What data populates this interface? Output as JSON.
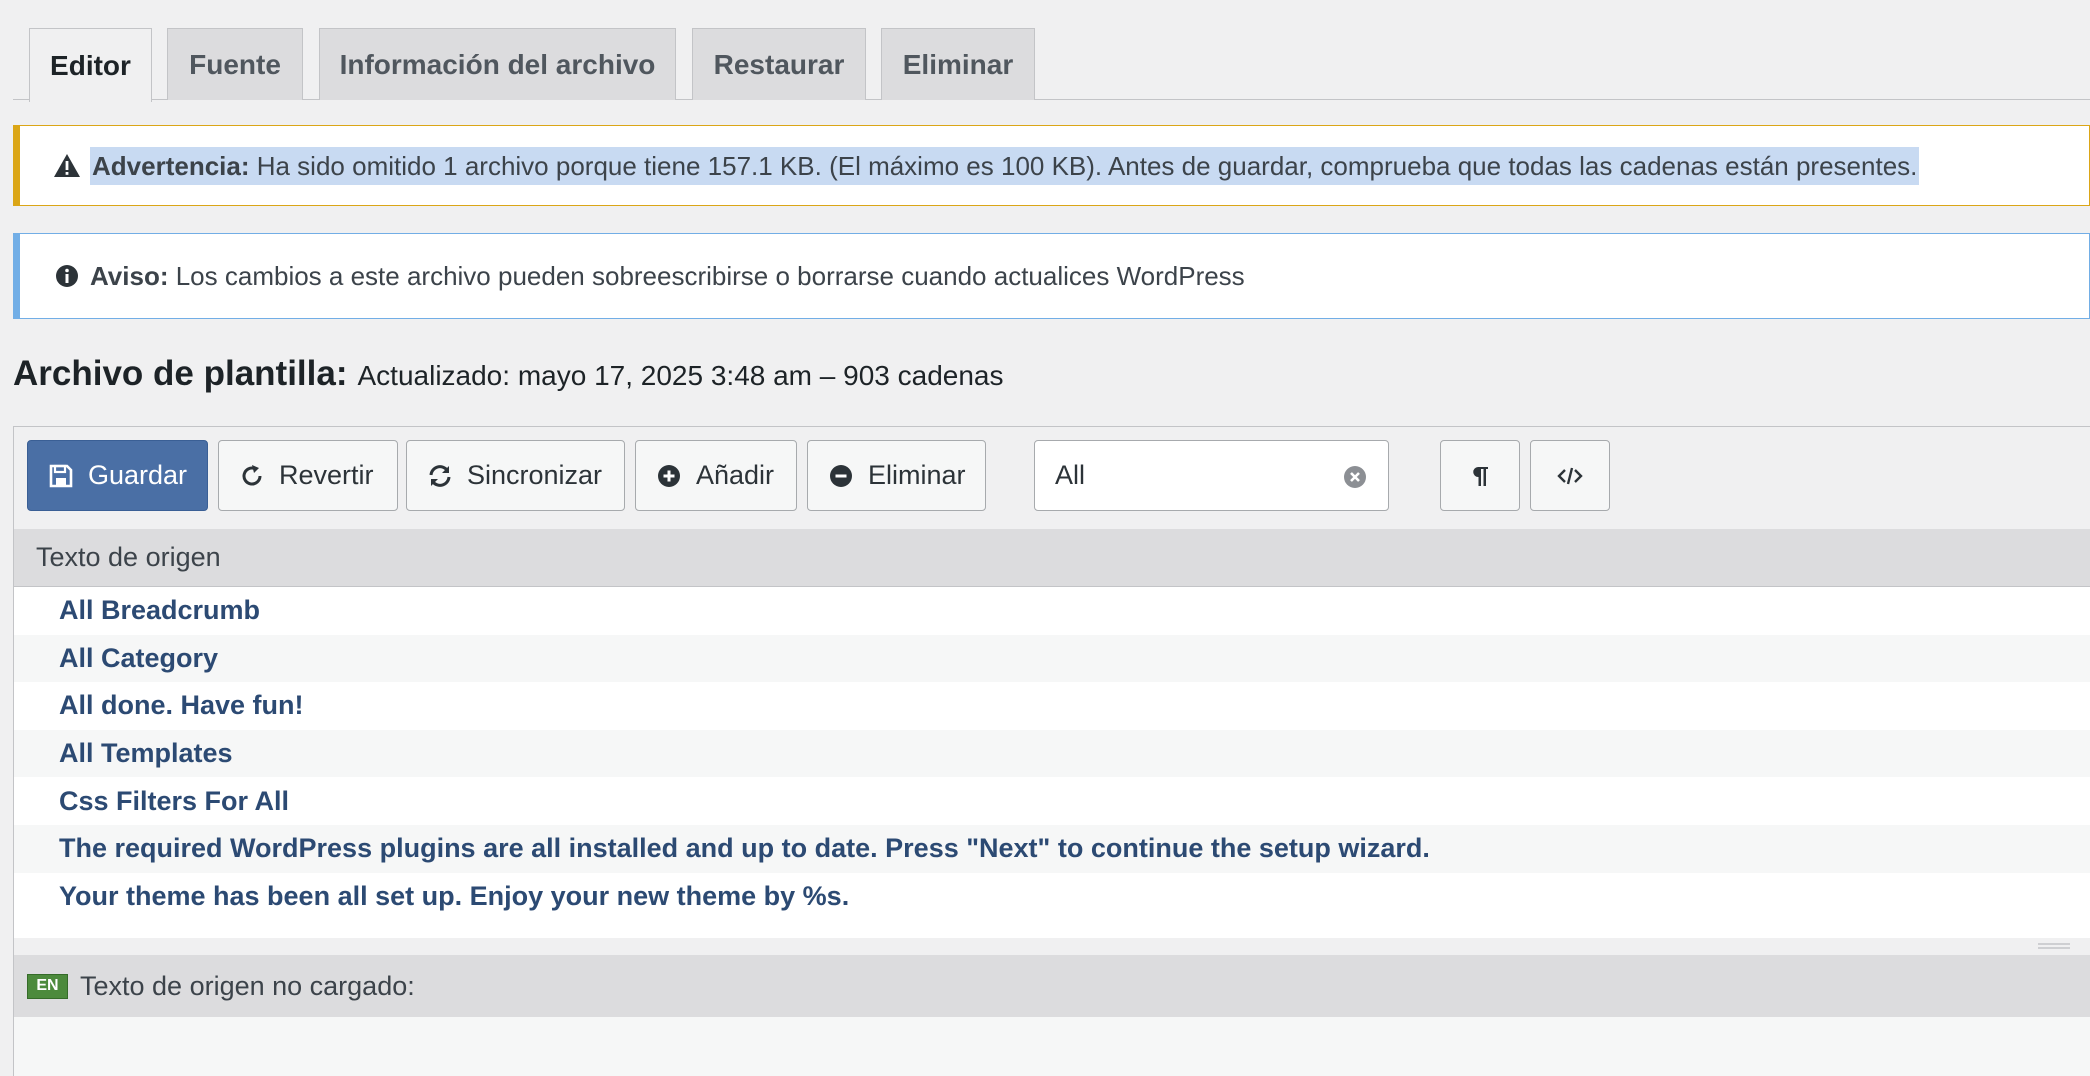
{
  "tabs": [
    {
      "label": "Editor",
      "active": true
    },
    {
      "label": "Fuente",
      "active": false
    },
    {
      "label": "Información del archivo",
      "active": false
    },
    {
      "label": "Restaurar",
      "active": false
    },
    {
      "label": "Eliminar",
      "active": false
    }
  ],
  "notices": {
    "warning": {
      "icon": "warning-triangle-icon",
      "label": "Advertencia:",
      "text": " Ha sido omitido 1 archivo porque tiene 157.1 KB. (El máximo es 100 KB). Antes de guardar, comprueba que todas las cadenas están presentes.",
      "color": "#dba617"
    },
    "info": {
      "icon": "info-circle-icon",
      "label": "Aviso:",
      "text": " Los cambios a este archivo pueden sobreescribirse o borrarse cuando actualices WordPress",
      "color": "#72aee6"
    }
  },
  "file": {
    "heading": "Archivo de plantilla:",
    "meta": "Actualizado: mayo 17, 2025 3:48 am – 903 cadenas"
  },
  "toolbar": {
    "save_label": "Guardar",
    "revert_label": "Revertir",
    "sync_label": "Sincronizar",
    "add_label": "Añadir",
    "delete_label": "Eliminar",
    "search_value": "All",
    "primary_color": "#4a6fa5"
  },
  "list": {
    "header": "Texto de origen",
    "rows": [
      "All Breadcrumb",
      "All Category",
      "All done. Have fun!",
      "All Templates",
      "Css Filters For All",
      "The required WordPress plugins are all installed and up to date. Press \"Next\" to continue the setup wizard.",
      "Your theme has been all set up. Enjoy your new theme by %s."
    ]
  },
  "source": {
    "flag": "EN",
    "label": "Texto de origen no cargado:"
  }
}
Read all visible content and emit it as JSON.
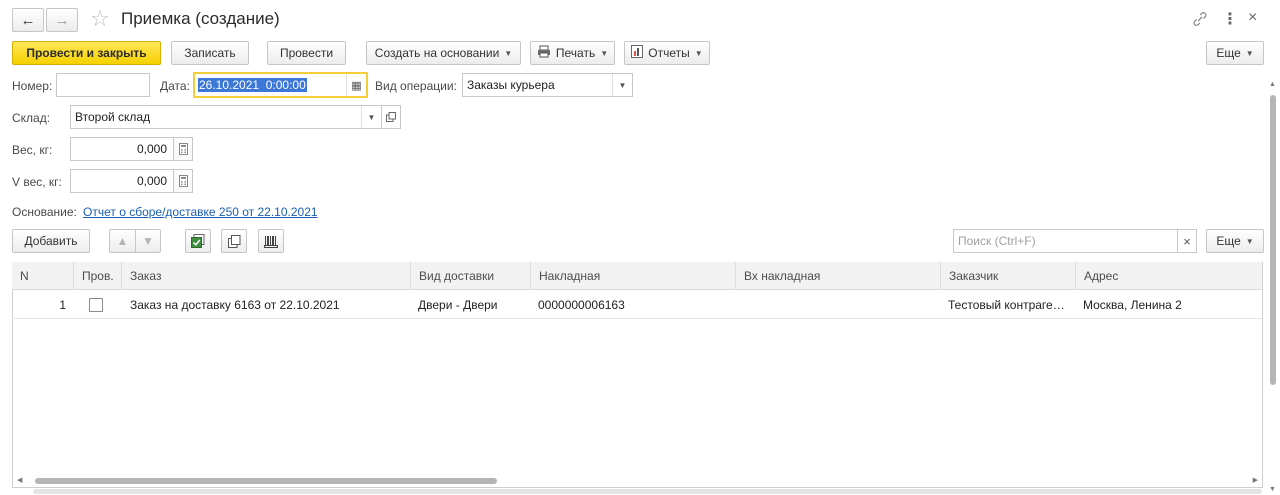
{
  "window": {
    "title": "Приемка (создание)"
  },
  "toolbar": {
    "post_close": "Провести и закрыть",
    "save": "Записать",
    "post": "Провести",
    "create_based": "Создать на основании",
    "print": "Печать",
    "reports": "Отчеты",
    "more": "Еще"
  },
  "form": {
    "number_label": "Номер:",
    "number_value": "",
    "date_label": "Дата:",
    "date_value": "26.10.2021  0:00:00",
    "operation_label": "Вид операции:",
    "operation_value": "Заказы курьера",
    "warehouse_label": "Склад:",
    "warehouse_value": "Второй склад",
    "weight_label": "Вес, кг:",
    "weight_value": "0,000",
    "vweight_label": "V вес, кг:",
    "vweight_value": "0,000",
    "basis_label": "Основание:",
    "basis_link": "Отчет о сборе/доставке 250 от 22.10.2021"
  },
  "table_toolbar": {
    "add": "Добавить",
    "search_placeholder": "Поиск (Ctrl+F)",
    "more": "Еще"
  },
  "table": {
    "columns": [
      "N",
      "Пров.",
      "Заказ",
      "Вид доставки",
      "Накладная",
      "Вх накладная",
      "Заказчик",
      "Адрес"
    ],
    "rows": [
      {
        "n": "1",
        "checked": false,
        "order": "Заказ на доставку 6163 от 22.10.2021",
        "delivery": "Двери - Двери",
        "waybill": "0000000006163",
        "in_waybill": "",
        "customer": "Тестовый контраге…",
        "address": "Москва, Ленина 2"
      }
    ]
  }
}
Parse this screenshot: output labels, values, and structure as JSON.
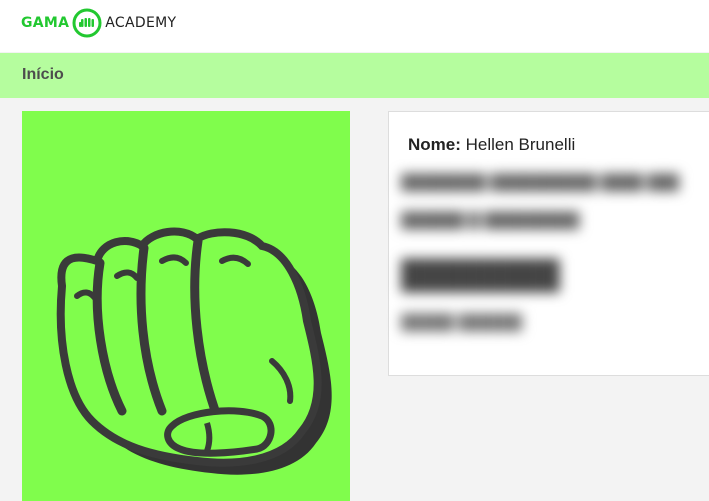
{
  "header": {
    "logo_left": "GAMA",
    "logo_right": "ACADEMY",
    "brand_color": "#22c830"
  },
  "breadcrumb": {
    "title": "Início",
    "bar_color": "#b5fd9e"
  },
  "profile": {
    "photo_bg": "#80fd4c",
    "photo_icon": "fist-icon",
    "name_label": "Nome:",
    "name_value": "Hellen Brunelli",
    "blurred": {
      "line1": "████████ ██████████ ████ ███",
      "line2": "██████ █ █████████",
      "line3": "████████",
      "line4": "█████ ██████"
    }
  }
}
-- -- --
Locate and copy each line in the data above that includes the word "warning".

Result for this task
    "warning": {
      "icon": "warning-triangle-icon",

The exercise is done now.